• _EXERCISE OBJECTIVE_:
Each line that follows is to be retyped exactly.

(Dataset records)
<<<<
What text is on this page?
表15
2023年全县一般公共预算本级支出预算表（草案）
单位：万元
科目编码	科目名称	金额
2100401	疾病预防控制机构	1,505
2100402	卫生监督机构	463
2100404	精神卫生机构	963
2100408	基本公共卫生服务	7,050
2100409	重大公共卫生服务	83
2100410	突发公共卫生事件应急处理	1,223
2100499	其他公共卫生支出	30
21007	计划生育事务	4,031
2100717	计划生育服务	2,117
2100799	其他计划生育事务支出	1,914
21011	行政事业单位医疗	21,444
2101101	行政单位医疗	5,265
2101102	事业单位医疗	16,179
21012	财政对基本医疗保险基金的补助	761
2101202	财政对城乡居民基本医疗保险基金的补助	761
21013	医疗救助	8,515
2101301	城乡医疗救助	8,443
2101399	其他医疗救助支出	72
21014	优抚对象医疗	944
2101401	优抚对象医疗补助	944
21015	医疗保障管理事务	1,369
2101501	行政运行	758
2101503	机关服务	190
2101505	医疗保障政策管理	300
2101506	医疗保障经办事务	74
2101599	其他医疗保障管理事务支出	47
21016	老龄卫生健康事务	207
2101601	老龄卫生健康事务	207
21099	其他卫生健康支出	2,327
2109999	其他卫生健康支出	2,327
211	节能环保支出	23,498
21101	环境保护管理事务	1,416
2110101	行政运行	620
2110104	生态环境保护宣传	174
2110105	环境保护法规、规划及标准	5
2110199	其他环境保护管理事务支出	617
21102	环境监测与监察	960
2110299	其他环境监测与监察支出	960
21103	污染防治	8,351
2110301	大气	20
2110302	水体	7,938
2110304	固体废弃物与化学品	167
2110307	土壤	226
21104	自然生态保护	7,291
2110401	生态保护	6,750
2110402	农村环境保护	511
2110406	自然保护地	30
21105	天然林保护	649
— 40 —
>>>>
• _RESPONSE BELOW_:
What text is on this page?
表15
2023年全县一般公共预算本级支出预算表（草案）
单位：万元
科目编码	科目名称	金额
2100401	疾病预防控制机构	1,505
2100402	卫生监督机构	463
2100404	精神卫生机构	963
2100408	基本公共卫生服务	7,050
2100409	重大公共卫生服务	83
2100410	突发公共卫生事件应急处理	1,223
2100499	其他公共卫生支出	30
21007	计划生育事务	4,031
2100717	计划生育服务	2,117
2100799	其他计划生育事务支出	1,914
21011	行政事业单位医疗	21,444
2101101	行政单位医疗	5,265
2101102	事业单位医疗	16,179
21012	财政对基本医疗保险基金的补助	761
2101202	财政对城乡居民基本医疗保险基金的补助	761
21013	医疗救助	8,515
2101301	城乡医疗救助	8,443
2101399	其他医疗救助支出	72
21014	优抚对象医疗	944
2101401	优抚对象医疗补助	944
21015	医疗保障管理事务	1,369
2101501	行政运行	758
2101503	机关服务	190
2101505	医疗保障政策管理	300
2101506	医疗保障经办事务	74
2101599	其他医疗保障管理事务支出	47
21016	老龄卫生健康事务	207
2101601	老龄卫生健康事务	207
21099	其他卫生健康支出	2,327
2109999	其他卫生健康支出	2,327
211	节能环保支出	23,498
21101	环境保护管理事务	1,416
2110101	行政运行	620
2110104	生态环境保护宣传	174
2110105	环境保护法规、规划及标准	5
2110199	其他环境保护管理事务支出	617
21102	环境监测与监察	960
2110299	其他环境监测与监察支出	960
21103	污染防治	8,351
2110301	大气	20
2110302	水体	7,938
2110304	固体废弃物与化学品	167
2110307	土壤	226
21104	自然生态保护	7,291
2110401	生态保护	6,750
2110402	农村环境保护	511
2110406	自然保护地	30
21105	天然林保护	649
— 40 —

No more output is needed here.